What the exercise asks: Drop every picture and give the entries back exactly.

───── Record extracts ─────

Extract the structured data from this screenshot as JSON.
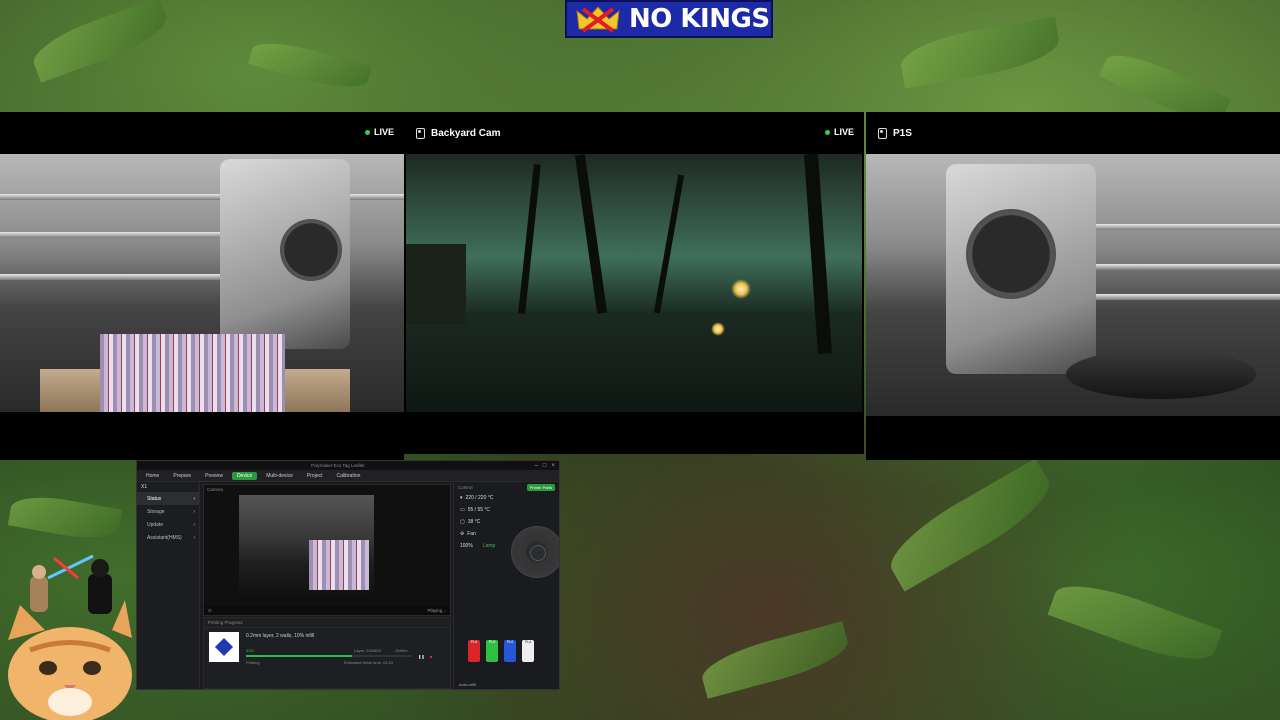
{
  "banner": {
    "text": "NO KINGS"
  },
  "cams": [
    {
      "name": "",
      "live": "LIVE"
    },
    {
      "name": "Backyard Cam",
      "live": "LIVE"
    },
    {
      "name": "P1S",
      "live": ""
    }
  ],
  "app": {
    "title": "Polymaker Eco Tag Leaflet",
    "nav": [
      "Home",
      "Prepare",
      "Preview",
      "Device",
      "Multi-device",
      "Project",
      "Calibration"
    ],
    "printer": "X1",
    "side": [
      "Status",
      "Storage",
      "Update",
      "Assistant(HMS)"
    ],
    "camera_label": "Camera",
    "playing": "Playing...",
    "progress_label": "Printing Progress",
    "print_title": "0.2mm layer, 2 walls, 10% infill",
    "percent": "63%",
    "state": "Printing",
    "layer": "Layer: 206/503",
    "remaining": "-2h05m",
    "finish": "Estimated finish time: 04:23",
    "progress": 0.64,
    "control_label": "Control",
    "parts_button": "Printer Parts",
    "temps": [
      "220 / 220 °C",
      "55 / 55 °C",
      "38 °C"
    ],
    "fan_label": "Fan",
    "speed": "100%",
    "lamp": "Lamp",
    "ams_labels": [
      "PLA",
      "PLA",
      "PLA",
      "PLA"
    ],
    "ams_colors": [
      "#d8262b",
      "#2fc043",
      "#2657d6",
      "#eeeeee"
    ],
    "auto_refill": "Auto-refill"
  }
}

─────

Reply:
Extract the structured data from this screenshot as JSON.
{
  "banner": {
    "text": "NO KINGS"
  },
  "cams": [
    {
      "name": "",
      "live": "LIVE"
    },
    {
      "name": "Backyard Cam",
      "live": "LIVE"
    },
    {
      "name": "P1S",
      "live": ""
    }
  ],
  "app": {
    "title": "Polymaker Eco Tag Leaflet",
    "nav": [
      "Home",
      "Prepare",
      "Preview",
      "Device",
      "Multi-device",
      "Project",
      "Calibration"
    ],
    "printer": "X1",
    "side": [
      "Status",
      "Storage",
      "Update",
      "Assistant(HMS)"
    ],
    "camera_label": "Camera",
    "playing": "Playing...",
    "progress_label": "Printing Progress",
    "print_title": "0.2mm layer, 2 walls, 10% infill",
    "percent": "63%",
    "state": "Printing",
    "layer": "Layer: 206/503",
    "remaining": "-2h05m",
    "finish": "Estimated finish time: 04:23",
    "progress": 0.64,
    "control_label": "Control",
    "parts_button": "Printer Parts",
    "temps": [
      "220 / 220 °C",
      "55 / 55 °C",
      "38 °C"
    ],
    "fan_label": "Fan",
    "speed": "100%",
    "lamp": "Lamp",
    "ams_labels": [
      "PLA",
      "PLA",
      "PLA",
      "PLA"
    ],
    "ams_colors": [
      "#d8262b",
      "#2fc043",
      "#2657d6",
      "#eeeeee"
    ],
    "auto_refill": "Auto-refill"
  }
}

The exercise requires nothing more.